* Given instruction 1
Transcribe the travel blog post verbatim from "Mountains are the" up to and including "queues to get in.".
* Given instruction 2
According to the travel blog post, how did the landscape change?

* Document excerpt
## start

Mountains are the best
Wow! I did not expect that. I threw my last post online and just went to bed. The next morning I checked my phone and I had loads and loads of Whatsapp messages, comments on Facebook and this page. Support from all over the world. Thanks a lot! It really helped! It’s been a while since my last post but internet has been crappy and life busy. I’ll try to make things better.
How can so much have changed in so little time. The weather went from freezing, rain and wind to blue skies and time for shorts and flip flops. The landscape went from endless flatness to beautiful mountains. The campsites went from empty and closed to queues to get in.

## end

* Stored records
## start

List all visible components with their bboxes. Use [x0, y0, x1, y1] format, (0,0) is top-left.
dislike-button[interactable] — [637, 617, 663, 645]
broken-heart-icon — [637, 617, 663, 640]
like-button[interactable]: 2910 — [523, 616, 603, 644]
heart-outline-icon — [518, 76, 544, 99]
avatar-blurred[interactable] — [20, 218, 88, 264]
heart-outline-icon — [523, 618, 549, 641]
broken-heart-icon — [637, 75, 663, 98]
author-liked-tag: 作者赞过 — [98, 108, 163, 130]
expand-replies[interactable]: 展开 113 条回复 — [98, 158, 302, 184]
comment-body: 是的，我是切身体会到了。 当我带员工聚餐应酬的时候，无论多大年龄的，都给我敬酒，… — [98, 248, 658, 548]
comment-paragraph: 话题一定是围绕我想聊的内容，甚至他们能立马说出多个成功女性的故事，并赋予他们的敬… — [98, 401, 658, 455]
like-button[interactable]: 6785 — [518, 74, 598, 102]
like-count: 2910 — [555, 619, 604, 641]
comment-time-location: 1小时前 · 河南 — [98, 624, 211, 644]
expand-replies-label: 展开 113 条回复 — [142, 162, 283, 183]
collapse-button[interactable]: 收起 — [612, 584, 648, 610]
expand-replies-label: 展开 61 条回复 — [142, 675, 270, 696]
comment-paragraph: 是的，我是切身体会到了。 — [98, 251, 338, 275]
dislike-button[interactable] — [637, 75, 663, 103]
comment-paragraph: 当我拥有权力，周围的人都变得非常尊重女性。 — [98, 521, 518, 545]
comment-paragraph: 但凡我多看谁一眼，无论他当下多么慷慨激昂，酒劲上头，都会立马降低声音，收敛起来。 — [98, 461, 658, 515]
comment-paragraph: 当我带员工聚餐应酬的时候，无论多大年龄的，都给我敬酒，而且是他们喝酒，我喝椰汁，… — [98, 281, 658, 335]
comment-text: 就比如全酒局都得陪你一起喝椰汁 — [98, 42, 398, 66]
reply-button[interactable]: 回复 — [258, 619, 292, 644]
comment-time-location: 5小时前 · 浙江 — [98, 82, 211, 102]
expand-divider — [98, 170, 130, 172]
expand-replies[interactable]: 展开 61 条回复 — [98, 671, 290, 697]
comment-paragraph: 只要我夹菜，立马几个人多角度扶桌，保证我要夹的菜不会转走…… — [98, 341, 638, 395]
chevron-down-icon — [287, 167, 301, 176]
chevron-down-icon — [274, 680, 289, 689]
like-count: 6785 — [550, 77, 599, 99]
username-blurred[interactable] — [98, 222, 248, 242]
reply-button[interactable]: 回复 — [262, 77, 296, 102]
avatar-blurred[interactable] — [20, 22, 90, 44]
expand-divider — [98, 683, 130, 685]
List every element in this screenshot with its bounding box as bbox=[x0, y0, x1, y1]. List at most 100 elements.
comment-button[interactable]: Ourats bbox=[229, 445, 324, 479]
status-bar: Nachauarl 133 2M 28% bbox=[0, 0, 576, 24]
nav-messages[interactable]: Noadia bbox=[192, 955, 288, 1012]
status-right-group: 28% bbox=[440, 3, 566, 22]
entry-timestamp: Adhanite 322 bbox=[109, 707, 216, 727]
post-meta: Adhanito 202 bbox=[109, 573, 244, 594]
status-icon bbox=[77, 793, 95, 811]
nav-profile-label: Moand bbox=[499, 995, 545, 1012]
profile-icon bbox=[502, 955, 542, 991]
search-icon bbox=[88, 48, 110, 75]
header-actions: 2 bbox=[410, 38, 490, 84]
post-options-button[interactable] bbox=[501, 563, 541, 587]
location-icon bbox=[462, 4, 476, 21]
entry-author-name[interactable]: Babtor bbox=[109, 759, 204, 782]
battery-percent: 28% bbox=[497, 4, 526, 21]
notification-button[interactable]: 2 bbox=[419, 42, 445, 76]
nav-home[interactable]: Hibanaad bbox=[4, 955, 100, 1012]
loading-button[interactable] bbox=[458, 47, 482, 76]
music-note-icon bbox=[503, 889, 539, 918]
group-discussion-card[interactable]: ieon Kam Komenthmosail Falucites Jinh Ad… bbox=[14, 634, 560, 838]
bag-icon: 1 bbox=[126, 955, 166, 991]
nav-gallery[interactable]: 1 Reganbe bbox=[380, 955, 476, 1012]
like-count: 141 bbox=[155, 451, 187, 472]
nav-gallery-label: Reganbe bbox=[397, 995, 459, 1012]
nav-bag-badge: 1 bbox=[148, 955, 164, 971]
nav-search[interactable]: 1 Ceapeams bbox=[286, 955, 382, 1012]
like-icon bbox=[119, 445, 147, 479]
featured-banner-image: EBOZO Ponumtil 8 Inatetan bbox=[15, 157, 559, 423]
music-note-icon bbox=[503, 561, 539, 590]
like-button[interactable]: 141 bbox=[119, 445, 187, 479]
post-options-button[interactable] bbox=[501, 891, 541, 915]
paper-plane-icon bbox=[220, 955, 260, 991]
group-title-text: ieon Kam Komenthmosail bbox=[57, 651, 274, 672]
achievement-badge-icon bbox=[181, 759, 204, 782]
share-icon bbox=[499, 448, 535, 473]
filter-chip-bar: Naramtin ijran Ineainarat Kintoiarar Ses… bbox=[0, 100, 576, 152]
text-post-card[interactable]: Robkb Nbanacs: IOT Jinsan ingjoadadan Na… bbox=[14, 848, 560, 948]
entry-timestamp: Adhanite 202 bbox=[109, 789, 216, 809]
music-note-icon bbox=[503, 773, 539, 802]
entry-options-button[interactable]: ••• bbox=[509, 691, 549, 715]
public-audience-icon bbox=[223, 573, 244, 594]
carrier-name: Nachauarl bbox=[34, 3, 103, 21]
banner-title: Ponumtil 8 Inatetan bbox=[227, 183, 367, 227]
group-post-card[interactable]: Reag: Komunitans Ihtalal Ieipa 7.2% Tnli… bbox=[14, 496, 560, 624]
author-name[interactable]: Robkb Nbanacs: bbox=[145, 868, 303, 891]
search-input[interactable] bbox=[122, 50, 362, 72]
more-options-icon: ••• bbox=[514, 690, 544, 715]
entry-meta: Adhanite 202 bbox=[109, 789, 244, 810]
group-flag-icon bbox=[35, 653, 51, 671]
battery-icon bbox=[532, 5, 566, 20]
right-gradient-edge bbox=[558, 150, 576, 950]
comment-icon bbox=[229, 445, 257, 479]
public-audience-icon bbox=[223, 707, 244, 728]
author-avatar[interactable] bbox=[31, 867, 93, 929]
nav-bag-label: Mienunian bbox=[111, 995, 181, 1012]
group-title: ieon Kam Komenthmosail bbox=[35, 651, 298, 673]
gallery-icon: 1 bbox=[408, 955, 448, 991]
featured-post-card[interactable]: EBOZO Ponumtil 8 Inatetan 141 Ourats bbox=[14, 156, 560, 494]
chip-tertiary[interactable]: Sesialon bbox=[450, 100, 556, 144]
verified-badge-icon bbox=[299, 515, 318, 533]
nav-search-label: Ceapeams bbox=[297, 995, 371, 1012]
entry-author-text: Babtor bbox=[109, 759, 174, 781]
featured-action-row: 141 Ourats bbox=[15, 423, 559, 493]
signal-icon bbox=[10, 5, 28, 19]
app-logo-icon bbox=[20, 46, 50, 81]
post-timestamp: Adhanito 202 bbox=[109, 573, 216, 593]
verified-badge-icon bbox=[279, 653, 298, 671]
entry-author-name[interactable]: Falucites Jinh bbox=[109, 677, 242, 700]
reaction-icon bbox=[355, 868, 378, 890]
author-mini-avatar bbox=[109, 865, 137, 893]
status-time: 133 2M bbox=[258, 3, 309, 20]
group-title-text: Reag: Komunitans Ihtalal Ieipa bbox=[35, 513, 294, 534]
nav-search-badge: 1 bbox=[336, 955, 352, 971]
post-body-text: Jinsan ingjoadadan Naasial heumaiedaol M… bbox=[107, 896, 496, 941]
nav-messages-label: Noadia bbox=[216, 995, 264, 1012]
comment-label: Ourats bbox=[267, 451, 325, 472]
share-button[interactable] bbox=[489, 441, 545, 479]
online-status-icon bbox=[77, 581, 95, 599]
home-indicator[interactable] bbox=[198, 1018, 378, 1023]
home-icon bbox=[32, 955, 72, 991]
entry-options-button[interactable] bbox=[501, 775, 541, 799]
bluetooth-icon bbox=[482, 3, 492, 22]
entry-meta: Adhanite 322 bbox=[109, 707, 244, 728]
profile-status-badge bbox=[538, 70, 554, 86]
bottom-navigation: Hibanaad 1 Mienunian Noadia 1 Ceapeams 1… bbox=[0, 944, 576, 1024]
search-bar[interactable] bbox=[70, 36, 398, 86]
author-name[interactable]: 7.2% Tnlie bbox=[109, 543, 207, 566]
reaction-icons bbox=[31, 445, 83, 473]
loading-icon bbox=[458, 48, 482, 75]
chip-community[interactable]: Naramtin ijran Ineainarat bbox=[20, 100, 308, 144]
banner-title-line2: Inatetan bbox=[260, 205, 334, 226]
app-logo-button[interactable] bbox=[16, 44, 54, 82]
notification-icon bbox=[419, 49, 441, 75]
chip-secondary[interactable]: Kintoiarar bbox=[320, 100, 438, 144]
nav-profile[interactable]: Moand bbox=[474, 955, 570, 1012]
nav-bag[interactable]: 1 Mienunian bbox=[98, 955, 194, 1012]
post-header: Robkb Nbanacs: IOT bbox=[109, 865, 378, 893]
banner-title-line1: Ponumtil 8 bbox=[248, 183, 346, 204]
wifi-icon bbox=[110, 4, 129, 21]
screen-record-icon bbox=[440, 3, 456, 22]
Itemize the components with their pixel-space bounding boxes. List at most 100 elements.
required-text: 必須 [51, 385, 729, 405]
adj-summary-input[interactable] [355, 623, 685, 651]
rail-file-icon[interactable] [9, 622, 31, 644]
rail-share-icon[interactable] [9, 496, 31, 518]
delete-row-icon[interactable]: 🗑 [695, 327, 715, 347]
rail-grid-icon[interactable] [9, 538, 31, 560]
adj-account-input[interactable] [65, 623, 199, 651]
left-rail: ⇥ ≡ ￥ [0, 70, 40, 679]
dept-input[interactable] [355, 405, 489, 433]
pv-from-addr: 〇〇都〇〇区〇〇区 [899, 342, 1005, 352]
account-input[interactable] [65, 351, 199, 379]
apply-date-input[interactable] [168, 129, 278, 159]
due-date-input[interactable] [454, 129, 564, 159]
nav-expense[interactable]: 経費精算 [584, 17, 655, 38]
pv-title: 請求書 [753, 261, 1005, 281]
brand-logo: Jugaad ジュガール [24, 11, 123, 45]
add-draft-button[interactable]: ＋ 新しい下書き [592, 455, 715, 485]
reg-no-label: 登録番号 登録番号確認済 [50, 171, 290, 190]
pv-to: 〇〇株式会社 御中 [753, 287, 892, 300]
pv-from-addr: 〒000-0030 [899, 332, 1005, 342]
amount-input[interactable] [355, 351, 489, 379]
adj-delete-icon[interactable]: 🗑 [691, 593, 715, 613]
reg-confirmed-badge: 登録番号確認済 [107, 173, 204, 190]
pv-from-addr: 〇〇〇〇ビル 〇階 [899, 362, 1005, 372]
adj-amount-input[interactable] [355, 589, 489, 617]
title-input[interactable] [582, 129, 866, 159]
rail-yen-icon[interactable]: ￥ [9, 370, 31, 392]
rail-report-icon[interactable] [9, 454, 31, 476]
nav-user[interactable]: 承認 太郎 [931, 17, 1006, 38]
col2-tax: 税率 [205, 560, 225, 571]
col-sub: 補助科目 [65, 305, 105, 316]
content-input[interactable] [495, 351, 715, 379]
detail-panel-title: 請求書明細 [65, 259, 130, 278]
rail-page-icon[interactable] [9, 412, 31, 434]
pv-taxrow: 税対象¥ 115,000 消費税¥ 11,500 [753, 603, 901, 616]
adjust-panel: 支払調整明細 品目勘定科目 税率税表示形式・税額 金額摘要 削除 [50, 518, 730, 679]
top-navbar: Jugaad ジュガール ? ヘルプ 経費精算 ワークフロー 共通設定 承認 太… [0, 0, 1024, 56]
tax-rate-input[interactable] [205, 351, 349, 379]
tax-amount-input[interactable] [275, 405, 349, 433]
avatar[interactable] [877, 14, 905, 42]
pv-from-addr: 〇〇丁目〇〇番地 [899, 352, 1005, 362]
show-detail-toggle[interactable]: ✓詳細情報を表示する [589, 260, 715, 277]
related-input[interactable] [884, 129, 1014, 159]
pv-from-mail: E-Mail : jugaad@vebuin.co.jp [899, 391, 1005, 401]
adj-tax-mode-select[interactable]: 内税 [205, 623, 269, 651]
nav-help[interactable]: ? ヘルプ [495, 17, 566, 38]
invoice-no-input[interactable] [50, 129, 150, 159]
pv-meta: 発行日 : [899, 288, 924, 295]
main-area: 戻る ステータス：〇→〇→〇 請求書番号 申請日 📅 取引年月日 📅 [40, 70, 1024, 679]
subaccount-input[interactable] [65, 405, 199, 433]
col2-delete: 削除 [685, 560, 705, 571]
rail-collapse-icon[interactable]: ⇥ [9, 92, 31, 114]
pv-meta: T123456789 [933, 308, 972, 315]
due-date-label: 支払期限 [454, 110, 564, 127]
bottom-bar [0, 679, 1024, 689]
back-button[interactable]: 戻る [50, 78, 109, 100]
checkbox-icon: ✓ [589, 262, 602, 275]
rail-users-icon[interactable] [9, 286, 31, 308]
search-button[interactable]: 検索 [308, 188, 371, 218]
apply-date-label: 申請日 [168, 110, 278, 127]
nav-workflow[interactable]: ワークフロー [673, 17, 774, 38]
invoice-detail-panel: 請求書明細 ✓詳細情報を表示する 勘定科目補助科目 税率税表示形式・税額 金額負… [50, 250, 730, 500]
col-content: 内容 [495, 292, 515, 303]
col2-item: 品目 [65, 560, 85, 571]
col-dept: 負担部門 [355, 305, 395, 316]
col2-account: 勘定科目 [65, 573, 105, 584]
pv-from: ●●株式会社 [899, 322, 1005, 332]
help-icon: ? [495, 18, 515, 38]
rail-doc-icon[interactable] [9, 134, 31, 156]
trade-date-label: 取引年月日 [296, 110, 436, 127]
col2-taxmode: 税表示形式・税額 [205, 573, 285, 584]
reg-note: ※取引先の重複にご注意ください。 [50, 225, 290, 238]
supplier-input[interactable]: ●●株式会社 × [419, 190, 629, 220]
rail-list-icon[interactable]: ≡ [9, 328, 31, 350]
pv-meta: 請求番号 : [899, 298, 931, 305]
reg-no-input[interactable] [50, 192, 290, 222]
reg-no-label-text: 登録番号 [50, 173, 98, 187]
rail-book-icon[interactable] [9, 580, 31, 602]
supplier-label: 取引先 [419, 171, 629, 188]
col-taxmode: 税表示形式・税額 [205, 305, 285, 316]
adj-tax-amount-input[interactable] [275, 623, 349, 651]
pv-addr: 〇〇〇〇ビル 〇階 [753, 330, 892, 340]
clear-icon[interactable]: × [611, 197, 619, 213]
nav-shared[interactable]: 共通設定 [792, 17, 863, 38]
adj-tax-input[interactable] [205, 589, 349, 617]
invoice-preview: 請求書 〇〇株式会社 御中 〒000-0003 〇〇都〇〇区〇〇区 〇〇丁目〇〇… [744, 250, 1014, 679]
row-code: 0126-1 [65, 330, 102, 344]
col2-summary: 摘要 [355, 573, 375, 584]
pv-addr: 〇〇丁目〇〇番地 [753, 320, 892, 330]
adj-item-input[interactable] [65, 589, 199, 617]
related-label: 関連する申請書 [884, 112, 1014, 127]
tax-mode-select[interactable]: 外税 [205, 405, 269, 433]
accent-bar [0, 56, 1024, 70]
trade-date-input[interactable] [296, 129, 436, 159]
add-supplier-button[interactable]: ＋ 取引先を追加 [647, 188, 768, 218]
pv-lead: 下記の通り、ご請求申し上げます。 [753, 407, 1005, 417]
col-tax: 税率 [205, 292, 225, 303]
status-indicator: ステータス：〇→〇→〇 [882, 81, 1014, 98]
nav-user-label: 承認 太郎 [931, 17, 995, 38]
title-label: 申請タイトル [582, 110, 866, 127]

## end

* Output 1
Mountains are the best
Wow! I did not expect that. I threw my last post online and just went to bed. The next morning I checked my phone and I had loads and loads of Whatsapp messages, comments on Facebook and this page. Support from all over the world. Thanks a lot! It really helped! It’s been a while since my last post but internet has been crappy and life busy. I’ll try to make things better.
How can so much have changed in so little time. The weather went from freezing, rain and wind to blue skies and time for shorts and flip flops. The landscape went from endless flatness to beautiful mountains. The campsites went from empty and closed to queues to get in.

* Output 2
It went from endless flatness to beautiful mountains.